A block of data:
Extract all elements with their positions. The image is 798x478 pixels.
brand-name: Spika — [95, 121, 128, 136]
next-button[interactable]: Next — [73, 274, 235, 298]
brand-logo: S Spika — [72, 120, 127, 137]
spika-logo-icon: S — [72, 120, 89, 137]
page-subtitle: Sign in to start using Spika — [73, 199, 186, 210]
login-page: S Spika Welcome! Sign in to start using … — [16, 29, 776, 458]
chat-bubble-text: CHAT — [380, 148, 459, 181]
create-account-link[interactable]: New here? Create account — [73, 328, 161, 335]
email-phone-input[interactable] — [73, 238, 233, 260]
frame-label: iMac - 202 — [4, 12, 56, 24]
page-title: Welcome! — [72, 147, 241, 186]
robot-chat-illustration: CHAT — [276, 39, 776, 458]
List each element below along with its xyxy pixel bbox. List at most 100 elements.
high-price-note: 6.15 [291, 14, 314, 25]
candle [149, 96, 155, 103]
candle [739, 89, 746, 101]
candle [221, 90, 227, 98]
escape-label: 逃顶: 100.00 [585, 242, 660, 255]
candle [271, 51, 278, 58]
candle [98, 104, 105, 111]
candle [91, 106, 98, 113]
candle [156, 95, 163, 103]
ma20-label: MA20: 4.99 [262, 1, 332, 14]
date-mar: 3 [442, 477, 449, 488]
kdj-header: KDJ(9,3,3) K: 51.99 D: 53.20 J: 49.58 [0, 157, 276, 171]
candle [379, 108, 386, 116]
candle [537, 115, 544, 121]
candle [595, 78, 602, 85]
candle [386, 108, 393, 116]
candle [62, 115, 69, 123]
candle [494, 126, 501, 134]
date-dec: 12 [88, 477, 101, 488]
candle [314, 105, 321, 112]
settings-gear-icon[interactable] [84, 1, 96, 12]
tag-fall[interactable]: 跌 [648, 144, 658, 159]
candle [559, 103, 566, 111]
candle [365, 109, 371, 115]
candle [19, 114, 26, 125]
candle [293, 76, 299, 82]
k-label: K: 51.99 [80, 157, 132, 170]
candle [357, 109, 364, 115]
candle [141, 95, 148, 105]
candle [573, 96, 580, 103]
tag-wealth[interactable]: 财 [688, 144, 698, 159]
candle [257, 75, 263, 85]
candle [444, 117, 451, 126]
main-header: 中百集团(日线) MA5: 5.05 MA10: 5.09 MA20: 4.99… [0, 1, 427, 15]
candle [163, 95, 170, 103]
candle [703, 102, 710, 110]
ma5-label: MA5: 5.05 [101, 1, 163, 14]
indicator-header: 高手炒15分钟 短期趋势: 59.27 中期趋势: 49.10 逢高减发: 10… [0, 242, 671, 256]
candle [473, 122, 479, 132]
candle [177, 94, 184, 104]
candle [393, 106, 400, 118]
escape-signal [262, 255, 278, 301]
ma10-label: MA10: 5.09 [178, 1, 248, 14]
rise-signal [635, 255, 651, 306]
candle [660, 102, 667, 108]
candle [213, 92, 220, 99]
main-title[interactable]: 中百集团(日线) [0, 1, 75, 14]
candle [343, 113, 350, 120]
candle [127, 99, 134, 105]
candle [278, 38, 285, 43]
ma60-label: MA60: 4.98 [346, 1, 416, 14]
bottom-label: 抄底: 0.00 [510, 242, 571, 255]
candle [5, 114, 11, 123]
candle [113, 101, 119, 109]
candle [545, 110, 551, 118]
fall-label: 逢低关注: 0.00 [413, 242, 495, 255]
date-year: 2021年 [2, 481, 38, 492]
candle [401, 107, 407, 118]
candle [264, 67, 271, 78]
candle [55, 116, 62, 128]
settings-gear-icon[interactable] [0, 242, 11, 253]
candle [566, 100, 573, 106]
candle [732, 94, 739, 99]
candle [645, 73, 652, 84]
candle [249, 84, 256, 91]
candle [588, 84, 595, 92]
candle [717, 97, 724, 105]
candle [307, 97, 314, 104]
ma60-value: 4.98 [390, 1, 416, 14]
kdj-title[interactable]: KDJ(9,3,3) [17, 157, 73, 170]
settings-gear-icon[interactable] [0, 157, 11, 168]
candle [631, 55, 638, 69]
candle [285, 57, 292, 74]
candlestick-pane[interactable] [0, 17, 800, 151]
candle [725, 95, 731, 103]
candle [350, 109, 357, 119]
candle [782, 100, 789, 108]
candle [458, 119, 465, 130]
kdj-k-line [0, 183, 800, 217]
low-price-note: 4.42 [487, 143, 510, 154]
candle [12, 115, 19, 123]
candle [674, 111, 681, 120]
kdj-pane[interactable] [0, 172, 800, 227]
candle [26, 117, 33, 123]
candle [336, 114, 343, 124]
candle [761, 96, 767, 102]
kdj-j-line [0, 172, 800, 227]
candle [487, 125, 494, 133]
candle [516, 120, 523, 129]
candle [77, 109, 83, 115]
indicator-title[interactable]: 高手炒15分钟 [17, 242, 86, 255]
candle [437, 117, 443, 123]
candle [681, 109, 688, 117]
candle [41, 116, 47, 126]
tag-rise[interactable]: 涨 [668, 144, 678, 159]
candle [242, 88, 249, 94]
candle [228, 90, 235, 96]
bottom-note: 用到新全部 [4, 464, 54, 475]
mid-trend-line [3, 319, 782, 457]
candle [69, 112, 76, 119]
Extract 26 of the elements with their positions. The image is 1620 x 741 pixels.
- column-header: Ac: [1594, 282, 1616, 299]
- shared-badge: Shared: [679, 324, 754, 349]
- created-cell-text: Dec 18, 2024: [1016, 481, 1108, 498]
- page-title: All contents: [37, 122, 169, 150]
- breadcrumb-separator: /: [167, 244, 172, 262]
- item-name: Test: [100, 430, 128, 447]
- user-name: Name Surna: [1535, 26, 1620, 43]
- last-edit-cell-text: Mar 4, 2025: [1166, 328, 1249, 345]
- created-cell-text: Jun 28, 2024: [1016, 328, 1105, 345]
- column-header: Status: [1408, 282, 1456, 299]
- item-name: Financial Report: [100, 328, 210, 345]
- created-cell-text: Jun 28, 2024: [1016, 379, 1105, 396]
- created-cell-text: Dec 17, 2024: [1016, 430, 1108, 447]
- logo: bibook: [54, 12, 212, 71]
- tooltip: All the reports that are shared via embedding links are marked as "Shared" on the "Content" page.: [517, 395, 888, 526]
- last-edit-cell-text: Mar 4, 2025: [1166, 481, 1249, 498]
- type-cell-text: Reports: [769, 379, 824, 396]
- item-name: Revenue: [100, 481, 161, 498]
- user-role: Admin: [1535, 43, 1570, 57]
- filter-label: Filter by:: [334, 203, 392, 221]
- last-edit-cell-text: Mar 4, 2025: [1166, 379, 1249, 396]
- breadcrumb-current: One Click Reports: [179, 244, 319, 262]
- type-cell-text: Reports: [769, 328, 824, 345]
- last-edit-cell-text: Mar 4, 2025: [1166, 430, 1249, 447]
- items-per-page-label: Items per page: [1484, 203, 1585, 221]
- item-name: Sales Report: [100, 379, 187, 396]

What you have to do → Could you recast everything from the start of the rows down through the line containing "create-account-link[interactable]: New here?" as a Markdown table with the columns Number and Line, leaving out any blank lines?

Answer to the task →
| Number | Line |
|---|---|
| 1 | Extract all elements with their positions. The image is 798x478 pixels. |
| 2 | brand-name: Spika — [95, 121, 128, 136] |
| 3 | next-button[interactable]: Next — [73, 274, 235, 298] |
| 4 | brand-logo: S Spika — [72, 120, 127, 137] |
| 5 | spika-logo-icon: S — [72, 120, 89, 137] |
| 6 | page-subtitle: Sign in to start using Spika — [73, 199, 186, 210] |
| 7 | login-page: S Spika Welcome! Sign in to start using … — [16, 29, 776, 458] |
| 8 | chat-bubble-text: CHAT — [380, 148, 459, 181] |
| 9 | create-account-link[interactable]: New here? Create account — [73, 328, 161, 335] |